Required work — Print the entries that appear below, exactly as written and without their pictures.

Input for this task —
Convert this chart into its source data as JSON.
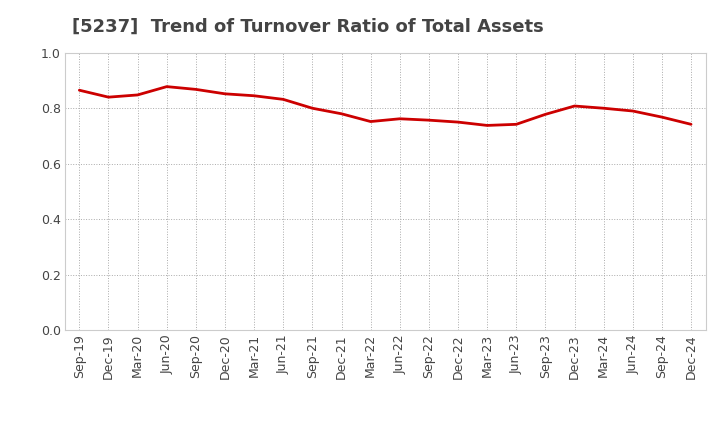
{
  "title": "[5237]  Trend of Turnover Ratio of Total Assets",
  "x_labels": [
    "Sep-19",
    "Dec-19",
    "Mar-20",
    "Jun-20",
    "Sep-20",
    "Dec-20",
    "Mar-21",
    "Jun-21",
    "Sep-21",
    "Dec-21",
    "Mar-22",
    "Jun-22",
    "Sep-22",
    "Dec-22",
    "Mar-23",
    "Jun-23",
    "Sep-23",
    "Dec-23",
    "Mar-24",
    "Jun-24",
    "Sep-24",
    "Dec-24"
  ],
  "y_values": [
    0.865,
    0.84,
    0.848,
    0.878,
    0.868,
    0.852,
    0.845,
    0.832,
    0.8,
    0.78,
    0.752,
    0.762,
    0.757,
    0.75,
    0.738,
    0.742,
    0.778,
    0.808,
    0.8,
    0.79,
    0.768,
    0.742
  ],
  "line_color": "#cc0000",
  "line_width": 2.0,
  "ylim": [
    0.0,
    1.0
  ],
  "yticks": [
    0.0,
    0.2,
    0.4,
    0.6,
    0.8,
    1.0
  ],
  "grid_color": "#aaaaaa",
  "background_color": "#ffffff",
  "title_fontsize": 13,
  "tick_fontsize": 9,
  "title_color": "#444444"
}
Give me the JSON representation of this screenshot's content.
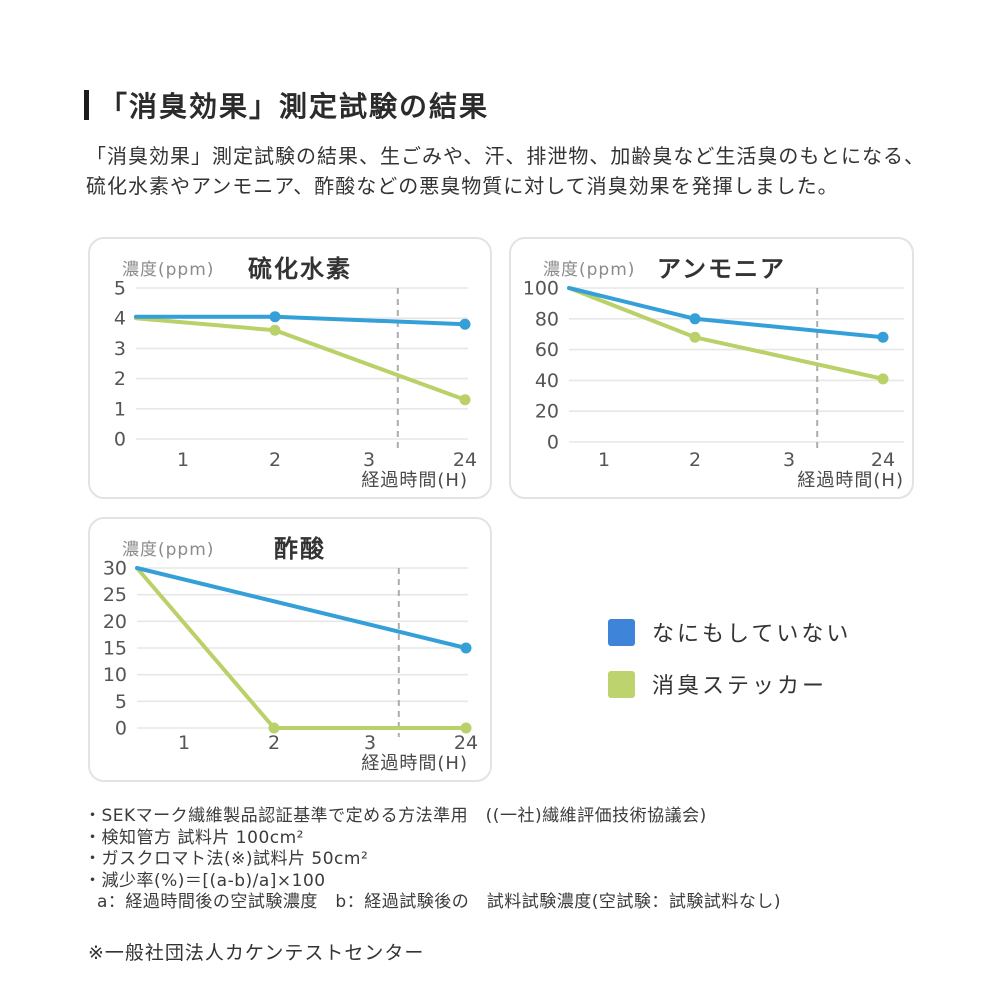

Solution to the exercise —
Convert this chart into its source data as JSON.
{
  "title": "[5237]  Trend of Turnover Ratio of Total Assets",
  "x_labels": [
    "Sep-19",
    "Dec-19",
    "Mar-20",
    "Jun-20",
    "Sep-20",
    "Dec-20",
    "Mar-21",
    "Jun-21",
    "Sep-21",
    "Dec-21",
    "Mar-22",
    "Jun-22",
    "Sep-22",
    "Dec-22",
    "Mar-23",
    "Jun-23",
    "Sep-23",
    "Dec-23",
    "Mar-24",
    "Jun-24",
    "Sep-24",
    "Dec-24"
  ],
  "y_values": [
    0.865,
    0.84,
    0.848,
    0.878,
    0.868,
    0.852,
    0.845,
    0.832,
    0.8,
    0.78,
    0.752,
    0.762,
    0.757,
    0.75,
    0.738,
    0.742,
    0.778,
    0.808,
    0.8,
    0.79,
    0.768,
    0.742
  ],
  "line_color": "#cc0000",
  "line_width": 2.0,
  "ylim": [
    0.0,
    1.0
  ],
  "yticks": [
    0.0,
    0.2,
    0.4,
    0.6,
    0.8,
    1.0
  ],
  "grid_color": "#aaaaaa",
  "background_color": "#ffffff",
  "title_fontsize": 13,
  "tick_fontsize": 9,
  "title_color": "#444444"
}
Give me the JSON representation of this screenshot's content.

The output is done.